» Material for the task:
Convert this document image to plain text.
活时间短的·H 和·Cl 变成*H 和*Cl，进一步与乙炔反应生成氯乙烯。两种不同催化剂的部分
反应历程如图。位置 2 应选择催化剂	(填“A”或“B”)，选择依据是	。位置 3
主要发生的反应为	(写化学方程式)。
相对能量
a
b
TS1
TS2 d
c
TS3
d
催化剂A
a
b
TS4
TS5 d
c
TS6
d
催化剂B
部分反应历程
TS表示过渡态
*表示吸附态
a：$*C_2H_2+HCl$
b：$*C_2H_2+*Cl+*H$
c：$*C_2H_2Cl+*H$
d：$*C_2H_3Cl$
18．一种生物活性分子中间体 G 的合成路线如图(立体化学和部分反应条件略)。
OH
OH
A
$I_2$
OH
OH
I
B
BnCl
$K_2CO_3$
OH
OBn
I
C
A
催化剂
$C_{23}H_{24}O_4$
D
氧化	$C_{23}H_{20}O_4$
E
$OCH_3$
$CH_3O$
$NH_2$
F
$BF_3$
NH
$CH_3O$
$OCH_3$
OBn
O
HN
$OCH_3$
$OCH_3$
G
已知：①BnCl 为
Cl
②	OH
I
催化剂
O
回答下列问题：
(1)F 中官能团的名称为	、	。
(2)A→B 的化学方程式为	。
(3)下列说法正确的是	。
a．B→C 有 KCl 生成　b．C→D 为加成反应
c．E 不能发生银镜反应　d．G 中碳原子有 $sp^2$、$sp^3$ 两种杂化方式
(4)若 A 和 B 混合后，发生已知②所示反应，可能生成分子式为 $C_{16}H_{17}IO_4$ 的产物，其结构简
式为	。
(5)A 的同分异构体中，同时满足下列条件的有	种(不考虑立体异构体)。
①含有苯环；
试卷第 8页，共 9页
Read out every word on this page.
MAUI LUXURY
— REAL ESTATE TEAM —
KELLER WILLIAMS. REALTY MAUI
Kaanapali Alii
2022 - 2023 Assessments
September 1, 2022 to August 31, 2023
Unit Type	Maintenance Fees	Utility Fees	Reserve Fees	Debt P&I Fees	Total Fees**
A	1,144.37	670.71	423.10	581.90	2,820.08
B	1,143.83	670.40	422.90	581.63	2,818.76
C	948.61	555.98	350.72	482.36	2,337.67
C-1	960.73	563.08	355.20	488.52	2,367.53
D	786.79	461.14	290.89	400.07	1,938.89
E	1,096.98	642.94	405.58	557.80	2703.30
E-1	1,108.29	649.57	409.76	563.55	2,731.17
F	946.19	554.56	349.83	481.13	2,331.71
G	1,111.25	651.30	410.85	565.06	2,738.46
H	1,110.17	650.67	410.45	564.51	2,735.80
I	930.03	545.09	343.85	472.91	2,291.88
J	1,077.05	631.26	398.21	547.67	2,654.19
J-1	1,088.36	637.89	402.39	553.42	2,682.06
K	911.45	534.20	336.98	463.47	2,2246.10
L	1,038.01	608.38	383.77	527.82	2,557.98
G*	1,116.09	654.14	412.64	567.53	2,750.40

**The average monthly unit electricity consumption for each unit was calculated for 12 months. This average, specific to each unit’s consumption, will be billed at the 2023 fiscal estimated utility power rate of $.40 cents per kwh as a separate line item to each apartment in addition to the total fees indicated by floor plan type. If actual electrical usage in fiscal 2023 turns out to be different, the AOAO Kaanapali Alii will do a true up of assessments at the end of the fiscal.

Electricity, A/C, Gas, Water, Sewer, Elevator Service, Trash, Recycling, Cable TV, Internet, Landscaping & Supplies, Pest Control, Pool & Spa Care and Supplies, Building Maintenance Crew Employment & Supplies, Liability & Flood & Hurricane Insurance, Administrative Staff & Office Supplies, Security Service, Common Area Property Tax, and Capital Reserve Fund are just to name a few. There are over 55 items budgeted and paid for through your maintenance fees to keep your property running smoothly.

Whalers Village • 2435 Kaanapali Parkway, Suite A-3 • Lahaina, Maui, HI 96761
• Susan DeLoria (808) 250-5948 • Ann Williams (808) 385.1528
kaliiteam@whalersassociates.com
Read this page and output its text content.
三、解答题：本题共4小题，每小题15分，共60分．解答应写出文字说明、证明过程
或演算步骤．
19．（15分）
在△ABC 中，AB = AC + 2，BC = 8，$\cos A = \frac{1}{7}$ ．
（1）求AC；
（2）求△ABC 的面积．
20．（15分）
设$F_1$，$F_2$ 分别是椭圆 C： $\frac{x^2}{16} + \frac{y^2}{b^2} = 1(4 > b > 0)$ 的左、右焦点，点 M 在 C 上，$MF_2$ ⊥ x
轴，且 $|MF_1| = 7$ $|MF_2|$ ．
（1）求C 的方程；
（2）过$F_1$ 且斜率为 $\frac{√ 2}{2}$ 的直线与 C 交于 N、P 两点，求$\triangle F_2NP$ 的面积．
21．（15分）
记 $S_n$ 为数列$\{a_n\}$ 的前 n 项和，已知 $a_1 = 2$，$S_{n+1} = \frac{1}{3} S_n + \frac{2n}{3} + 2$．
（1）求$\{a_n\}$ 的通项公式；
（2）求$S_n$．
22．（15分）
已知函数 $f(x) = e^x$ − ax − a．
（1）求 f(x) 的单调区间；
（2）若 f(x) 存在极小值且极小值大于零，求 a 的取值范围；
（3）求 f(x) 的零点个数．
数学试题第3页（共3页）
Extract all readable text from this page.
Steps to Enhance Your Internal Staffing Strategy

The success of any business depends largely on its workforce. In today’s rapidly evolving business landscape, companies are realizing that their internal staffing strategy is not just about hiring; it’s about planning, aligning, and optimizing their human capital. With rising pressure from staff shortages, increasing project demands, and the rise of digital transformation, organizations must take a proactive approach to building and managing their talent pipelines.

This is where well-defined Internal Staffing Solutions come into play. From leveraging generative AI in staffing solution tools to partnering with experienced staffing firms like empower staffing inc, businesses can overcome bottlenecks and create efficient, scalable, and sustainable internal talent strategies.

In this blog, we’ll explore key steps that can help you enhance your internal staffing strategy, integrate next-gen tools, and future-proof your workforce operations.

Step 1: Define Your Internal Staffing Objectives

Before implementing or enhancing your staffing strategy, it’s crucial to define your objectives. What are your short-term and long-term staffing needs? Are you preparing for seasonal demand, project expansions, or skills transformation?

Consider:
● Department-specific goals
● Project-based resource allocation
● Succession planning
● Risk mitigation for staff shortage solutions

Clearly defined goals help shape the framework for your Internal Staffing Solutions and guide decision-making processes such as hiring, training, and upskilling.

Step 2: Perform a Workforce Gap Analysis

» Written exercise:
Sift the material for lines with the string "frac". Copy each one found.

» Result of the exercise:
在△ABC 中，AB = AC + 2，BC = 8，$\cos A = \frac{1}{7}$ ．
设$F_1$，$F_2$ 分别是椭圆 C： $\frac{x^2}{16} + \frac{y^2}{b^2} = 1(4 > b > 0)$ 的左、右焦点，点 M 在 C 上，$MF_2$ ⊥ x
（2）过$F_1$ 且斜率为 $\frac{√ 2}{2}$ 的直线与 C 交于 N、P 两点，求$\triangle F_2NP$ 的面积．
记 $S_n$ 为数列$\{a_n\}$ 的前 n 项和，已知 $a_1 = 2$，$S_{n+1} = \frac{1}{3} S_n + \frac{2n}{3} + 2$．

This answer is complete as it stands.